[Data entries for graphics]
start

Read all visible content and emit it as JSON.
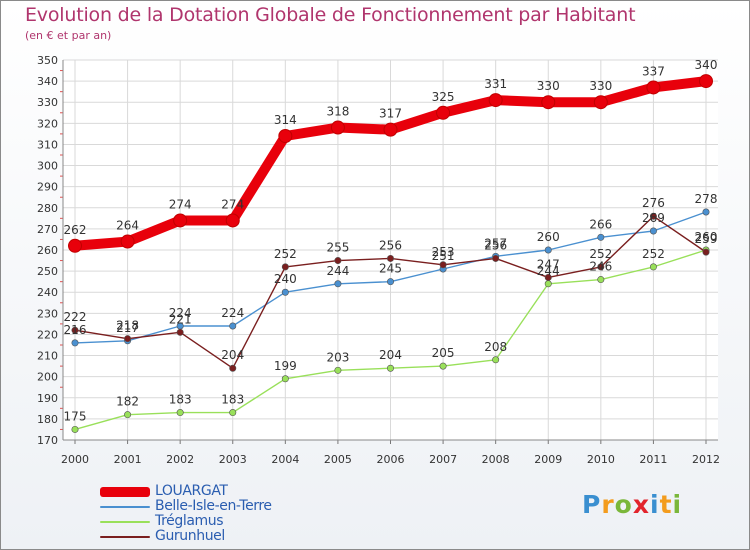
{
  "title": "Evolution de la Dotation Globale de Fonctionnement par Habitant",
  "subtitle": "(en € et par an)",
  "logo": {
    "text": "Proxiti",
    "letter_colors": [
      "#3a8fd0",
      "#f39c1e",
      "#7ab73a",
      "#e2242c",
      "#3a8fd0",
      "#f39c1e",
      "#7ab73a"
    ]
  },
  "chart_data": {
    "type": "line",
    "title": "Evolution de la Dotation Globale de Fonctionnement par Habitant",
    "subtitle": "(en € et par an)",
    "xlabel": "",
    "ylabel": "",
    "ylim": [
      170,
      350
    ],
    "y_ticks": [
      170,
      180,
      190,
      200,
      210,
      220,
      230,
      240,
      250,
      260,
      270,
      280,
      290,
      300,
      310,
      320,
      330,
      340,
      350
    ],
    "x": [
      "2000",
      "2001",
      "2002",
      "2003",
      "2004",
      "2005",
      "2006",
      "2007",
      "2008",
      "2009",
      "2010",
      "2011",
      "2012"
    ],
    "grid": true,
    "legend_position": "bottom-left",
    "series": [
      {
        "name": "LOUARGAT",
        "color": "#e8000b",
        "marker_color": "#e8000b",
        "emphasis": true,
        "values": [
          262,
          264,
          274,
          274,
          314,
          318,
          317,
          325,
          331,
          330,
          330,
          337,
          340
        ]
      },
      {
        "name": "Belle-Isle-en-Terre",
        "color": "#4a90d0",
        "marker_color": "#4a90d0",
        "emphasis": false,
        "values": [
          216,
          217,
          224,
          224,
          240,
          244,
          245,
          251,
          257,
          260,
          266,
          269,
          278
        ]
      },
      {
        "name": "Tréglamus",
        "color": "#99e05a",
        "marker_color": "#99e05a",
        "emphasis": false,
        "values": [
          175,
          182,
          183,
          183,
          199,
          203,
          204,
          205,
          208,
          244,
          246,
          252,
          260
        ]
      },
      {
        "name": "Gurunhuel",
        "color": "#7a1f1f",
        "marker_color": "#7a1f1f",
        "emphasis": false,
        "values": [
          222,
          218,
          221,
          204,
          252,
          255,
          256,
          253,
          256,
          247,
          252,
          276,
          259
        ]
      }
    ]
  }
}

end

Across the material above, how many lines include the string "Habitant"? Only the number is wanted.

» **Completed task**:
2